# Task statement
Copy out every record below, word for word.

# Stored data
= = = = =

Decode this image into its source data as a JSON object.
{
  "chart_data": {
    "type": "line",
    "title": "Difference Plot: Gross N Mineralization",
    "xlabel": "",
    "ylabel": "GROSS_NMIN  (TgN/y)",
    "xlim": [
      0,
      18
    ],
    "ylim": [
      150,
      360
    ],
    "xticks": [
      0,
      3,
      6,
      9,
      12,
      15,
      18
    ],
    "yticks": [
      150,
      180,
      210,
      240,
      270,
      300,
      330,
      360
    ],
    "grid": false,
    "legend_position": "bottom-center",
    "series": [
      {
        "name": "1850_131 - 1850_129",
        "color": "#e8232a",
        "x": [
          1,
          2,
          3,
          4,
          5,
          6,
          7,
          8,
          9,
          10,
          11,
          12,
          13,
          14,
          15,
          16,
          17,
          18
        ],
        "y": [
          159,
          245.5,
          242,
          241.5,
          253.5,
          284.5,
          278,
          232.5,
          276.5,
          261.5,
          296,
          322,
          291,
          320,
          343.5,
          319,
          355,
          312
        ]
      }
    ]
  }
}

= = = = =

# Completed task
Decode this image into its source data as a JSON object.
{
  "chart_data": {
    "type": "line",
    "title": "Difference Plot: Gross N Mineralization",
    "xlabel": "",
    "ylabel": "GROSS_NMIN  (TgN/y)",
    "xlim": [
      0,
      18
    ],
    "ylim": [
      150,
      360
    ],
    "xticks": [
      0,
      3,
      6,
      9,
      12,
      15,
      18
    ],
    "yticks": [
      150,
      180,
      210,
      240,
      270,
      300,
      330,
      360
    ],
    "grid": false,
    "legend_position": "bottom-center",
    "series": [
      {
        "name": "1850_131 - 1850_129",
        "color": "#e8232a",
        "x": [
          1,
          2,
          3,
          4,
          5,
          6,
          7,
          8,
          9,
          10,
          11,
          12,
          13,
          14,
          15,
          16,
          17,
          18
        ],
        "y": [
          159,
          245.5,
          242,
          241.5,
          253.5,
          284.5,
          278,
          232.5,
          276.5,
          261.5,
          296,
          322,
          291,
          320,
          343.5,
          319,
          355,
          312
        ]
      }
    ]
  }
}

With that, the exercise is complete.